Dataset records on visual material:
-------------------------
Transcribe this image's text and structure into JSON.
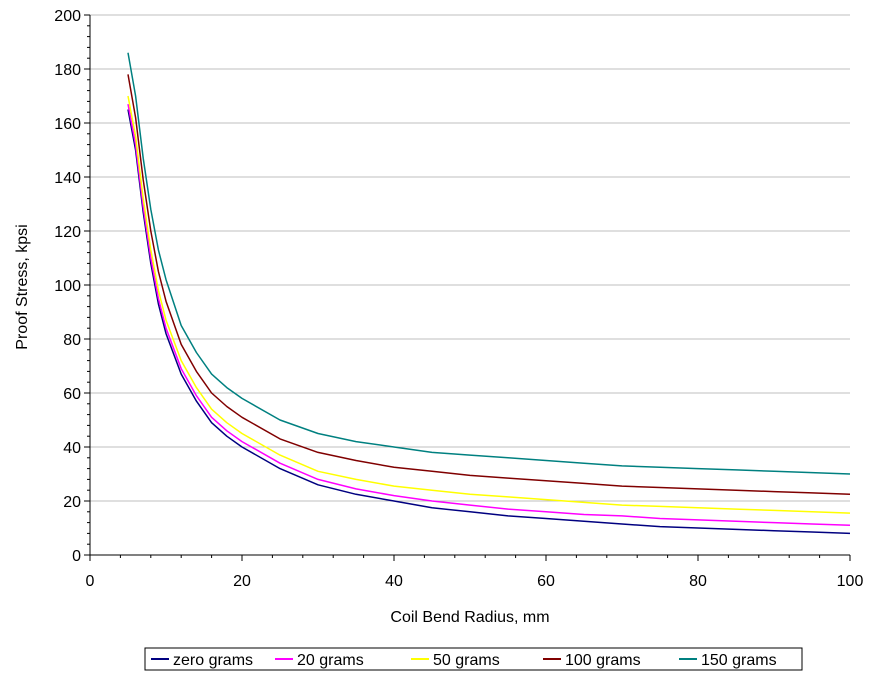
{
  "chart_data": {
    "type": "line",
    "title": "",
    "xlabel": "Coil Bend Radius, mm",
    "ylabel": "Proof Stress, kpsi",
    "xlim": [
      0,
      100
    ],
    "ylim": [
      0,
      200
    ],
    "x_ticks": [
      "0",
      "20",
      "40",
      "60",
      "80",
      "100"
    ],
    "y_ticks": [
      "0",
      "20",
      "40",
      "60",
      "80",
      "100",
      "120",
      "140",
      "160",
      "180",
      "200"
    ],
    "grid": "horizontal major",
    "legend_position": "bottom",
    "x": [
      5,
      6,
      7,
      8,
      9,
      10,
      12,
      14,
      16,
      18,
      20,
      25,
      30,
      35,
      40,
      45,
      50,
      55,
      60,
      65,
      70,
      75,
      80,
      85,
      90,
      95,
      100
    ],
    "series": [
      {
        "name": "zero grams",
        "color": "#000080",
        "values": [
          165,
          150,
          127,
          108,
          93,
          82,
          67,
          57,
          49,
          44,
          40,
          32,
          26,
          22.5,
          20,
          17.5,
          16,
          14.5,
          13.5,
          12.5,
          11.5,
          10.5,
          10,
          9.5,
          9,
          8.5,
          8
        ]
      },
      {
        "name": "20 grams",
        "color": "#FF00FF",
        "values": [
          167,
          152,
          129,
          110,
          95,
          84,
          69,
          59,
          51,
          46,
          42,
          34,
          28,
          24.5,
          22,
          20,
          18.5,
          17,
          16,
          15,
          14.5,
          13.5,
          13,
          12.5,
          12,
          11.5,
          11
        ]
      },
      {
        "name": "50 grams",
        "color": "#FFFF00",
        "values": [
          170,
          155,
          132,
          113,
          98,
          87,
          72,
          62,
          54,
          49,
          45,
          37,
          31,
          28,
          25.5,
          24,
          22.5,
          21.5,
          20.5,
          19.5,
          18.5,
          18,
          17.5,
          17,
          16.5,
          16,
          15.5
        ]
      },
      {
        "name": "100 grams",
        "color": "#800000",
        "values": [
          178,
          162,
          139,
          120,
          105,
          94,
          78,
          68,
          60,
          55,
          51,
          43,
          38,
          35,
          32.5,
          31,
          29.5,
          28.5,
          27.5,
          26.5,
          25.5,
          25,
          24.5,
          24,
          23.5,
          23,
          22.5
        ]
      },
      {
        "name": "150 grams",
        "color": "#008080",
        "values": [
          186,
          170,
          147,
          128,
          113,
          102,
          85,
          75,
          67,
          62,
          58,
          50,
          45,
          42,
          40,
          38,
          37,
          36,
          35,
          34,
          33,
          32.5,
          32,
          31.5,
          31,
          30.5,
          30
        ]
      }
    ]
  }
}
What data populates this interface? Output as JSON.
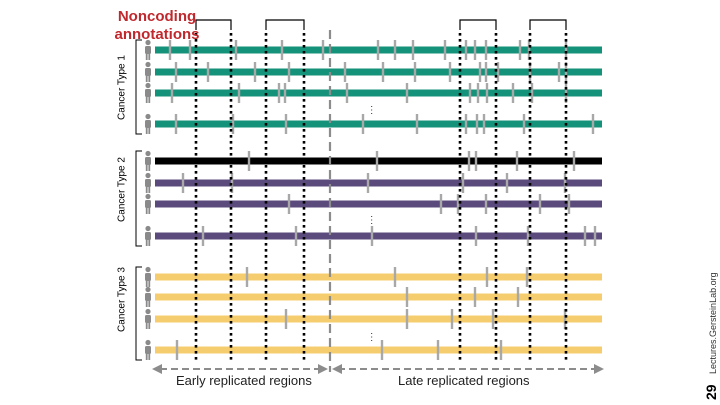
{
  "title": [
    "Noncoding",
    "annotations"
  ],
  "groups": [
    {
      "label": "Cancer Type 1",
      "color": "#15927a"
    },
    {
      "label": "Cancer Type 2",
      "color": "#5b4a7c"
    },
    {
      "label": "Cancer Type 3",
      "color": "#f6cd6e"
    }
  ],
  "highlight_track_color": "#000000",
  "early_label": "Early replicated regions",
  "late_label": "Late replicated regions",
  "ellipsis": "…",
  "slide_number": "29",
  "credit": "Lectures.GersteinLab.org",
  "colors": {
    "title": "#c0282d",
    "tick": "#a8a8a8",
    "divider": "#8c8c8c",
    "person": "#8a8a8a"
  }
}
-------------------------
**Exercise goal:** Transcribe the records above exactly as they appear, leaving out any pictures.

**Task output:**
Transcribe this image's text and structure into JSON.
{
  "chart_data": {
    "type": "line",
    "title": "",
    "xlabel": "Coil Bend Radius, mm",
    "ylabel": "Proof Stress, kpsi",
    "xlim": [
      0,
      100
    ],
    "ylim": [
      0,
      200
    ],
    "x_ticks": [
      "0",
      "20",
      "40",
      "60",
      "80",
      "100"
    ],
    "y_ticks": [
      "0",
      "20",
      "40",
      "60",
      "80",
      "100",
      "120",
      "140",
      "160",
      "180",
      "200"
    ],
    "grid": "horizontal major",
    "legend_position": "bottom",
    "x": [
      5,
      6,
      7,
      8,
      9,
      10,
      12,
      14,
      16,
      18,
      20,
      25,
      30,
      35,
      40,
      45,
      50,
      55,
      60,
      65,
      70,
      75,
      80,
      85,
      90,
      95,
      100
    ],
    "series": [
      {
        "name": "zero grams",
        "color": "#000080",
        "values": [
          165,
          150,
          127,
          108,
          93,
          82,
          67,
          57,
          49,
          44,
          40,
          32,
          26,
          22.5,
          20,
          17.5,
          16,
          14.5,
          13.5,
          12.5,
          11.5,
          10.5,
          10,
          9.5,
          9,
          8.5,
          8
        ]
      },
      {
        "name": "20 grams",
        "color": "#FF00FF",
        "values": [
          167,
          152,
          129,
          110,
          95,
          84,
          69,
          59,
          51,
          46,
          42,
          34,
          28,
          24.5,
          22,
          20,
          18.5,
          17,
          16,
          15,
          14.5,
          13.5,
          13,
          12.5,
          12,
          11.5,
          11
        ]
      },
      {
        "name": "50 grams",
        "color": "#FFFF00",
        "values": [
          170,
          155,
          132,
          113,
          98,
          87,
          72,
          62,
          54,
          49,
          45,
          37,
          31,
          28,
          25.5,
          24,
          22.5,
          21.5,
          20.5,
          19.5,
          18.5,
          18,
          17.5,
          17,
          16.5,
          16,
          15.5
        ]
      },
      {
        "name": "100 grams",
        "color": "#800000",
        "values": [
          178,
          162,
          139,
          120,
          105,
          94,
          78,
          68,
          60,
          55,
          51,
          43,
          38,
          35,
          32.5,
          31,
          29.5,
          28.5,
          27.5,
          26.5,
          25.5,
          25,
          24.5,
          24,
          23.5,
          23,
          22.5
        ]
      },
      {
        "name": "150 grams",
        "color": "#008080",
        "values": [
          186,
          170,
          147,
          128,
          113,
          102,
          85,
          75,
          67,
          62,
          58,
          50,
          45,
          42,
          40,
          38,
          37,
          36,
          35,
          34,
          33,
          32.5,
          32,
          31.5,
          31,
          30.5,
          30
        ]
      }
    ]
  }
}
What data populates this interface? Output as JSON.
{
  "title": [
    "Noncoding",
    "annotations"
  ],
  "groups": [
    {
      "label": "Cancer Type 1",
      "color": "#15927a"
    },
    {
      "label": "Cancer Type 2",
      "color": "#5b4a7c"
    },
    {
      "label": "Cancer Type 3",
      "color": "#f6cd6e"
    }
  ],
  "highlight_track_color": "#000000",
  "early_label": "Early replicated regions",
  "late_label": "Late replicated regions",
  "ellipsis": "…",
  "slide_number": "29",
  "credit": "Lectures.GersteinLab.org",
  "colors": {
    "title": "#c0282d",
    "tick": "#a8a8a8",
    "divider": "#8c8c8c",
    "person": "#8a8a8a"
  }
}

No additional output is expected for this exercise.